- **Written instruction**:
Go through the lines below and copy each one that holds the string "Management".

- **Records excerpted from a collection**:
--------------------
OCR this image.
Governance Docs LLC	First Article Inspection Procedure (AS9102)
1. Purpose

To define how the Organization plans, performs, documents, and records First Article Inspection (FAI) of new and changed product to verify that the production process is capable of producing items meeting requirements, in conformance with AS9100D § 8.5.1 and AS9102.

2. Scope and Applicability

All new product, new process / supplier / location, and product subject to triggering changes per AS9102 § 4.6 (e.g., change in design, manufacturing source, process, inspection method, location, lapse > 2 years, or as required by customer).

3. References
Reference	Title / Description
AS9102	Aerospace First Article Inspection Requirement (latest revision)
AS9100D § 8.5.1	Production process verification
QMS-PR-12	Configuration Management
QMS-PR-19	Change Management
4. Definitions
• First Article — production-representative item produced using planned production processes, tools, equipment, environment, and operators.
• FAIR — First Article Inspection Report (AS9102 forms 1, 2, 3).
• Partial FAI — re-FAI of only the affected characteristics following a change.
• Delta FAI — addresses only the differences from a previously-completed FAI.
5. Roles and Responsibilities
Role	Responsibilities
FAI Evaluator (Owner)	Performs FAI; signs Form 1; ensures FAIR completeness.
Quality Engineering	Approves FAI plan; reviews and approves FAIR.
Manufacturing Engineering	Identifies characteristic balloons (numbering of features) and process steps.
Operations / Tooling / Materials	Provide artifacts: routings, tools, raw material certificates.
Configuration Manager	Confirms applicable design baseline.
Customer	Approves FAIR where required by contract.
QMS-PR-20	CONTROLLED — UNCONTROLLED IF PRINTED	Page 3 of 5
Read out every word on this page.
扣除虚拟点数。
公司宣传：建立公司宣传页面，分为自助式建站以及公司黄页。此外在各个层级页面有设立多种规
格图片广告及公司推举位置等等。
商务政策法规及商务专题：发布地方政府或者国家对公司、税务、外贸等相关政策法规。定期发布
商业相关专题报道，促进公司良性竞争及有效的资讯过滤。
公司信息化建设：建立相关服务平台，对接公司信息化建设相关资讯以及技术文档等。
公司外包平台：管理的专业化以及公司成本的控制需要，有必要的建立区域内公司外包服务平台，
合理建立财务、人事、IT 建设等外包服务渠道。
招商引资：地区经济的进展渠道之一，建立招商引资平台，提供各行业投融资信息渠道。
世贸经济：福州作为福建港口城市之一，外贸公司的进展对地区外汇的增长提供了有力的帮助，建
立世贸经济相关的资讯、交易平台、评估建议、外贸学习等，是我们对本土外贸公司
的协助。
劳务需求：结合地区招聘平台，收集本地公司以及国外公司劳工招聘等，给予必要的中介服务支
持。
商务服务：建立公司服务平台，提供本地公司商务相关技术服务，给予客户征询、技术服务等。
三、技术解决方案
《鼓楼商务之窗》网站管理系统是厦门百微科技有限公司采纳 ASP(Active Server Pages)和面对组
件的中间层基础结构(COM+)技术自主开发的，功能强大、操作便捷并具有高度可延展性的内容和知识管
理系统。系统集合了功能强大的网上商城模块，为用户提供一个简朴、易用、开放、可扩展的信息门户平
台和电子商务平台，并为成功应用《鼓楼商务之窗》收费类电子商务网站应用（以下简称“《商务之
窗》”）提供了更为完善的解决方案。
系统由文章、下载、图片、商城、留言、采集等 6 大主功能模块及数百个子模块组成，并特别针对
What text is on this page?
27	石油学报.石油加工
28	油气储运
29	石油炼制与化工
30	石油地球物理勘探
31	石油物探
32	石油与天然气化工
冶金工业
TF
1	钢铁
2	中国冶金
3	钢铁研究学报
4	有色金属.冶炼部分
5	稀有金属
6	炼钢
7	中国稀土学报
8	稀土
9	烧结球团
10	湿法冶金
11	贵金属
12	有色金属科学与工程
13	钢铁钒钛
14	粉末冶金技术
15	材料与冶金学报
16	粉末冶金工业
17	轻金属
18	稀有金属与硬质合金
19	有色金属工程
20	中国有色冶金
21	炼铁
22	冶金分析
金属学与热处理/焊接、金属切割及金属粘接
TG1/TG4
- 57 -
--------------------
- **Task result**:
QMS-PR-12	Configuration Management
QMS-PR-19	Change Management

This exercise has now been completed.